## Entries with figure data
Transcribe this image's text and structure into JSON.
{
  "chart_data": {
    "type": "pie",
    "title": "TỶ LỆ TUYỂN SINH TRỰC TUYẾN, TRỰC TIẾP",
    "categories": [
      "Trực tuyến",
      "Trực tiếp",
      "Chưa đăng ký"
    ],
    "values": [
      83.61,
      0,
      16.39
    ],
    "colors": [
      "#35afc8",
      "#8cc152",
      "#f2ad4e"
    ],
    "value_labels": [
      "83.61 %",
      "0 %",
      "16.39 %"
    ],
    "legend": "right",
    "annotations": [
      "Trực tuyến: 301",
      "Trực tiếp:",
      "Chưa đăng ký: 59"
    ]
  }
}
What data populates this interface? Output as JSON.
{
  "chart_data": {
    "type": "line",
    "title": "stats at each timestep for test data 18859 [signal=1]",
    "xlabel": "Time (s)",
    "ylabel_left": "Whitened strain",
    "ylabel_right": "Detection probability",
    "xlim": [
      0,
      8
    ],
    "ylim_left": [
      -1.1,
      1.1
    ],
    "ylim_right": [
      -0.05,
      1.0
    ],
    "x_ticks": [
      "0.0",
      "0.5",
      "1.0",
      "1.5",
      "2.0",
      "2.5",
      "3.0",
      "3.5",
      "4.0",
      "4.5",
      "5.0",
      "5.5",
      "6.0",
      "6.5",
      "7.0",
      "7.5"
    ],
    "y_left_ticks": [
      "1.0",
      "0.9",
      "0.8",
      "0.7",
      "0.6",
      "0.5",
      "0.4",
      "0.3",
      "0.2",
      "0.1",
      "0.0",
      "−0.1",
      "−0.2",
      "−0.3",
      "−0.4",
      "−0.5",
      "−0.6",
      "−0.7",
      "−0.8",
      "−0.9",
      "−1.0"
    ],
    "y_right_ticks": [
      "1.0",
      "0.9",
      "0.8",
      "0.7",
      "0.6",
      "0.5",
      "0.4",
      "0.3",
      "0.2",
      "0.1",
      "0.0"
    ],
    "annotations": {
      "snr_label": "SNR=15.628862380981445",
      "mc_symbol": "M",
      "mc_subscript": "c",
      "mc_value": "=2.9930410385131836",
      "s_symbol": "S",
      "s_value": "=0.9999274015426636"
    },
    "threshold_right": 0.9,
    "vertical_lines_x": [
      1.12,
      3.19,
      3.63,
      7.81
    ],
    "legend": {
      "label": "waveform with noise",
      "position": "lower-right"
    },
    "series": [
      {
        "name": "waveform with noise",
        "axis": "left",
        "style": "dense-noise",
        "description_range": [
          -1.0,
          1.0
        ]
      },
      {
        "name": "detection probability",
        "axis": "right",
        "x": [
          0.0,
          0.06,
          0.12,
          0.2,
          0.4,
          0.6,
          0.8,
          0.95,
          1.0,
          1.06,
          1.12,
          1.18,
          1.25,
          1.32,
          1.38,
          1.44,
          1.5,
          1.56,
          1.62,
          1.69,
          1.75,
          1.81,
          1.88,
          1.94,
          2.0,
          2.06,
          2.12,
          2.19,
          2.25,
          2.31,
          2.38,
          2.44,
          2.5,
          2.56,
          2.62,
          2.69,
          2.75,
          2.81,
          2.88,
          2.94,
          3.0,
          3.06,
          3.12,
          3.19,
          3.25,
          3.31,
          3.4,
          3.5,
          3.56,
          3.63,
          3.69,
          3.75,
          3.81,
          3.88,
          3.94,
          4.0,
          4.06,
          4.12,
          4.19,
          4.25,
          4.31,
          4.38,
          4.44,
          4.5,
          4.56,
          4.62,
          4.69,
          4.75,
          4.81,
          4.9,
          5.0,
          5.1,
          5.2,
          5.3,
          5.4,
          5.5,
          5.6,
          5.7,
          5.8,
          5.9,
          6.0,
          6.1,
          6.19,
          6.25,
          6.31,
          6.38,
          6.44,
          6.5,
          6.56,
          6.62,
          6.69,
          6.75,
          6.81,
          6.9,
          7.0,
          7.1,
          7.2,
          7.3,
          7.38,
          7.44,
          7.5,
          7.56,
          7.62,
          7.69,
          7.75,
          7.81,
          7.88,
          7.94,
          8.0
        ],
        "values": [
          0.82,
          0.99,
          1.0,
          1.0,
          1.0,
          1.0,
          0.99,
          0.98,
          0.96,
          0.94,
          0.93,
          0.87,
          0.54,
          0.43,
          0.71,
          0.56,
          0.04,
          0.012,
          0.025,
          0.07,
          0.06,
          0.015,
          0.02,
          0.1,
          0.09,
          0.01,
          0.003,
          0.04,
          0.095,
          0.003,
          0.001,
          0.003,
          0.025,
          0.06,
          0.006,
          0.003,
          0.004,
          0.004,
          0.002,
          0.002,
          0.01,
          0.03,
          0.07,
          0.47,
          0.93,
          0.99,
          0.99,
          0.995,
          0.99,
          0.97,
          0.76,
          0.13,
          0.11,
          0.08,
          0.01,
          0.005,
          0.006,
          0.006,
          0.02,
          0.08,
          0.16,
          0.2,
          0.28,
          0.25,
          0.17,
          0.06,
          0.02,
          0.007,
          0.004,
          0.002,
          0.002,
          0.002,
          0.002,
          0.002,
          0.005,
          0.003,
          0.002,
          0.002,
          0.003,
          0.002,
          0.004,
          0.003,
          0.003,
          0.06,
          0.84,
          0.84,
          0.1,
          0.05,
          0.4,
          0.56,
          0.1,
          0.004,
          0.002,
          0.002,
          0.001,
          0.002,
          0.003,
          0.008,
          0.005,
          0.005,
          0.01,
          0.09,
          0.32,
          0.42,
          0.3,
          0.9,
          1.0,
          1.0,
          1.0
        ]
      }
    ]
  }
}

## DIRECTION
Copy each line of the preceding data that contains the string "JSON".

## RESPONSE FOR THIS EXERCISE
Transcribe this image's text and structure into JSON.
What data populates this interface? Output as JSON.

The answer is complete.